BEGIN Data section
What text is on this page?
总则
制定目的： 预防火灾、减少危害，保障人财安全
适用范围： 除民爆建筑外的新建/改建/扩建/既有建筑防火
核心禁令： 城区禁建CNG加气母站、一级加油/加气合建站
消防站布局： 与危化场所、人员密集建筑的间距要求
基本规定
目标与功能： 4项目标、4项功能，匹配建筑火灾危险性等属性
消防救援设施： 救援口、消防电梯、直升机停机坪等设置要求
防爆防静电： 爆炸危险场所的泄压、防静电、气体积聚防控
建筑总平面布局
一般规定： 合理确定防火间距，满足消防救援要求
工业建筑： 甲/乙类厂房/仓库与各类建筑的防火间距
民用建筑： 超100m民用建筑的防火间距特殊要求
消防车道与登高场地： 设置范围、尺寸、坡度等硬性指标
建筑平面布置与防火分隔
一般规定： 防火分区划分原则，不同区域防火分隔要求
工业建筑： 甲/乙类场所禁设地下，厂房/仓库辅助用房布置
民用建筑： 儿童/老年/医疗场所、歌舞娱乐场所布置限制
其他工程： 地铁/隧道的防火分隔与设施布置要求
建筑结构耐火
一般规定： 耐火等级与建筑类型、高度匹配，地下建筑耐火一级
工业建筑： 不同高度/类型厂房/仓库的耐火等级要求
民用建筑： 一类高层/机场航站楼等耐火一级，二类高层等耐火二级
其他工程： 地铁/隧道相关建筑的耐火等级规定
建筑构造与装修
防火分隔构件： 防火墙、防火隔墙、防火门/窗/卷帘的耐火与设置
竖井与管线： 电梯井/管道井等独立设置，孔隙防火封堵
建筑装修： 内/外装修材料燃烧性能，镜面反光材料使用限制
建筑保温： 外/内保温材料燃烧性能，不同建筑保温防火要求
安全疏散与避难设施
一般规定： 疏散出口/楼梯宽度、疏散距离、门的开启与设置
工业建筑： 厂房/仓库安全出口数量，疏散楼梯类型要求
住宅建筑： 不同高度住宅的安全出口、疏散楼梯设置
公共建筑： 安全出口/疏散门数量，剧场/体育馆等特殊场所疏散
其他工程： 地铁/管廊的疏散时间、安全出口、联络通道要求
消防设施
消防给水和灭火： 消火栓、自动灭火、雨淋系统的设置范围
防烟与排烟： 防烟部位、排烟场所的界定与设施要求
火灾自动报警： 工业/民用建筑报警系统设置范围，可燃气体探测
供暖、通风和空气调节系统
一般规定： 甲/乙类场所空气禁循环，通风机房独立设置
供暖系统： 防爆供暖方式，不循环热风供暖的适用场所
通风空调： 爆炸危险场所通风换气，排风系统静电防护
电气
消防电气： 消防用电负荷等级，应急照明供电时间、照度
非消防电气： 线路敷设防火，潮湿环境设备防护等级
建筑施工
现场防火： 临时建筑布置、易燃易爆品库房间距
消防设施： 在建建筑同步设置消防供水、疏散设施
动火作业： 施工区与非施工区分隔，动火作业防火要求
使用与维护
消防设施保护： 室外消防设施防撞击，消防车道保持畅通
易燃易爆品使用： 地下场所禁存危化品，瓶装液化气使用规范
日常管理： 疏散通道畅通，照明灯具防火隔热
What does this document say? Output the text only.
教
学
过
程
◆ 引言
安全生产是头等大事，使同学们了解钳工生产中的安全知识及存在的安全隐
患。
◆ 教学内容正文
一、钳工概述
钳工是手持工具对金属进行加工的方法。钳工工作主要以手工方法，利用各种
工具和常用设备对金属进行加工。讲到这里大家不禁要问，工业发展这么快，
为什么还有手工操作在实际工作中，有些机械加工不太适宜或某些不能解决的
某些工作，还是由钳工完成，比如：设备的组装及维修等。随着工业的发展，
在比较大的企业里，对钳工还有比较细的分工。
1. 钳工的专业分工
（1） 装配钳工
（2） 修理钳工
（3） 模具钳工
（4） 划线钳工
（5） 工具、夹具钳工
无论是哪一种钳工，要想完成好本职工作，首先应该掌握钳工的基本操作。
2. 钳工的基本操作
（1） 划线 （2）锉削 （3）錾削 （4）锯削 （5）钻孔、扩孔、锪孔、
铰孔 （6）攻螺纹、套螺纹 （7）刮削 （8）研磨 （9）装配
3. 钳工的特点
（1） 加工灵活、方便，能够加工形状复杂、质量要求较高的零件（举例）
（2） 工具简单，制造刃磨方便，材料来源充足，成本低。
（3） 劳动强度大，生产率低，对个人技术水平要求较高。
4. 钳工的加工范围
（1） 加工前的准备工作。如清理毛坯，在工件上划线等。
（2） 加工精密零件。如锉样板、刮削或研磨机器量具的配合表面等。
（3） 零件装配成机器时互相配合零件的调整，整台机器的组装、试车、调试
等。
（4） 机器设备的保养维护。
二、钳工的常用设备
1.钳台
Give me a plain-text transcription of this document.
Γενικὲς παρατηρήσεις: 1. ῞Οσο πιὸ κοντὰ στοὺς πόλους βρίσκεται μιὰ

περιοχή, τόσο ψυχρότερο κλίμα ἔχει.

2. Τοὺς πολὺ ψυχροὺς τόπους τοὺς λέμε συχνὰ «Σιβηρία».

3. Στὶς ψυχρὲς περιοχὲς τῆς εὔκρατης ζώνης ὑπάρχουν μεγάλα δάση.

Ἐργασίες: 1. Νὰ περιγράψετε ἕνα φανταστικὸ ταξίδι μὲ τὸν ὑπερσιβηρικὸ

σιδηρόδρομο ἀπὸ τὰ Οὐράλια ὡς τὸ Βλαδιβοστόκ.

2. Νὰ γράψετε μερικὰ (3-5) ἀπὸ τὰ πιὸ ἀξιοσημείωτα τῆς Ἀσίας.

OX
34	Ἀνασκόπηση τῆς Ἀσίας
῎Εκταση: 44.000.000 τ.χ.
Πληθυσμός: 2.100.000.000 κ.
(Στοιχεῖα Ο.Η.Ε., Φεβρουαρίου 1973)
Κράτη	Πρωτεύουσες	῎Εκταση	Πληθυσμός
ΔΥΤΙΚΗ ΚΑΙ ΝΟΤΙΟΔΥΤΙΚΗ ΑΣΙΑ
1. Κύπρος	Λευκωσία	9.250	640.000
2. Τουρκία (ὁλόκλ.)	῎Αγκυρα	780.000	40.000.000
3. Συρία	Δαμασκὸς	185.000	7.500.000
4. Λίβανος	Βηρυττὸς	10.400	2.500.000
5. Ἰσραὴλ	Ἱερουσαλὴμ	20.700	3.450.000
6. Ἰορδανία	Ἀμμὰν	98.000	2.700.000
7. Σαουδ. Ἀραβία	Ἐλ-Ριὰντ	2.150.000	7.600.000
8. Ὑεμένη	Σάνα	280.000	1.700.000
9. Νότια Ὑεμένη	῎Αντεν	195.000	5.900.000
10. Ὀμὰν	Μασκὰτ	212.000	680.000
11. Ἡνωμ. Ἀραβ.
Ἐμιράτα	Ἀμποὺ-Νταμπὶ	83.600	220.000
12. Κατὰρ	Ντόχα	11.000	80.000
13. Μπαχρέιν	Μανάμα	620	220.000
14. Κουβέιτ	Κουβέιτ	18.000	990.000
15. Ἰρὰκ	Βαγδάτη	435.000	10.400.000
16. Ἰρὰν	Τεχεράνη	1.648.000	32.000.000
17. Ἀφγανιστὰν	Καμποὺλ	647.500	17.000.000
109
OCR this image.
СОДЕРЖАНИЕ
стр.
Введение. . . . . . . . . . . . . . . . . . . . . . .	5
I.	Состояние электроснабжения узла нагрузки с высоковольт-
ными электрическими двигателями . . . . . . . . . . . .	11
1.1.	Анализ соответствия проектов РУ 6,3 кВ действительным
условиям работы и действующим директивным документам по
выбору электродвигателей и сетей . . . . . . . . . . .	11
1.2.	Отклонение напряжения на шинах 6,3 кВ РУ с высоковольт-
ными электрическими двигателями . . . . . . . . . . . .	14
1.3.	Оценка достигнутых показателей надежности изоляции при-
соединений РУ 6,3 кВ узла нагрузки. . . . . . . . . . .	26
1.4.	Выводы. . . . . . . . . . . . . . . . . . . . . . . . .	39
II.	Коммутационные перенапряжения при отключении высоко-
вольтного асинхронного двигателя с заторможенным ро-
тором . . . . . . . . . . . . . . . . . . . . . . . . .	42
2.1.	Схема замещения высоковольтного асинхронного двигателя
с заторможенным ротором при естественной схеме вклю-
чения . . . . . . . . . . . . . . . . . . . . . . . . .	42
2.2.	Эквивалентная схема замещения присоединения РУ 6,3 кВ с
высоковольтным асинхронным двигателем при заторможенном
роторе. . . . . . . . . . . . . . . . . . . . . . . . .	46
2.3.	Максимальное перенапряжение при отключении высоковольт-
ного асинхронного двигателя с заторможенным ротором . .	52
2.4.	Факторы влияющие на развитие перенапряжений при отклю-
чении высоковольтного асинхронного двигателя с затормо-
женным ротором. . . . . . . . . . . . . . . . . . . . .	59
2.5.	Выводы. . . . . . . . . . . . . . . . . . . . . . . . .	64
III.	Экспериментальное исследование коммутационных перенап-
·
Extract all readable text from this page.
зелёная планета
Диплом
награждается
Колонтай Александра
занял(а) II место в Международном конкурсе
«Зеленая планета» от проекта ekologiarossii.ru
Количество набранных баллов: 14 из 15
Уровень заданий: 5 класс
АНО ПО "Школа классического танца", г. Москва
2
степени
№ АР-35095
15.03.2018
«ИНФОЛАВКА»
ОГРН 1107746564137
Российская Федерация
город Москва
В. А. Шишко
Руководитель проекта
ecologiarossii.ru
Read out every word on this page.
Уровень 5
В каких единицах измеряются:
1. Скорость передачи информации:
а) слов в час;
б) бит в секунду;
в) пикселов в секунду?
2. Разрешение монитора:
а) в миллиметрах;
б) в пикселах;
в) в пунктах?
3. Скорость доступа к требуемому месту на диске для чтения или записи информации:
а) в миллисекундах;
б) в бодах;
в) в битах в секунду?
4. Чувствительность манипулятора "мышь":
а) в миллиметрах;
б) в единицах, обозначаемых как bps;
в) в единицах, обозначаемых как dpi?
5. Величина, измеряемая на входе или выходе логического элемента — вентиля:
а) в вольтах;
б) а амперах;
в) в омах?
END Data section
__Exercise goal__: Repeat exactly, and only, the lines from the line containing "Extract all readable text from this page." through the last line of the records above, both included.

__Output below__:
Extract all readable text from this page.
зелёная планета
Диплом
награждается
Колонтай Александра
занял(а) II место в Международном конкурсе
«Зеленая планета» от проекта ekologiarossii.ru
Количество набранных баллов: 14 из 15
Уровень заданий: 5 класс
АНО ПО "Школа классического танца", г. Москва
2
степени
№ АР-35095
15.03.2018
«ИНФОЛАВКА»
ОГРН 1107746564137
Российская Федерация
город Москва
В. А. Шишко
Руководитель проекта
ecologiarossii.ru
Read out every word on this page.
Уровень 5
В каких единицах измеряются:
1. Скорость передачи информации:
а) слов в час;
б) бит в секунду;
в) пикселов в секунду?
2. Разрешение монитора:
а) в миллиметрах;
б) в пикселах;
в) в пунктах?
3. Скорость доступа к требуемому месту на диске для чтения или записи информации:
а) в миллисекундах;
б) в бодах;
в) в битах в секунду?
4. Чувствительность манипулятора "мышь":
а) в миллиметрах;
б) в единицах, обозначаемых как bps;
в) в единицах, обозначаемых как dpi?
5. Величина, измеряемая на входе или выходе логического элемента — вентиля:
а) в вольтах;
б) а амперах;
в) в омах?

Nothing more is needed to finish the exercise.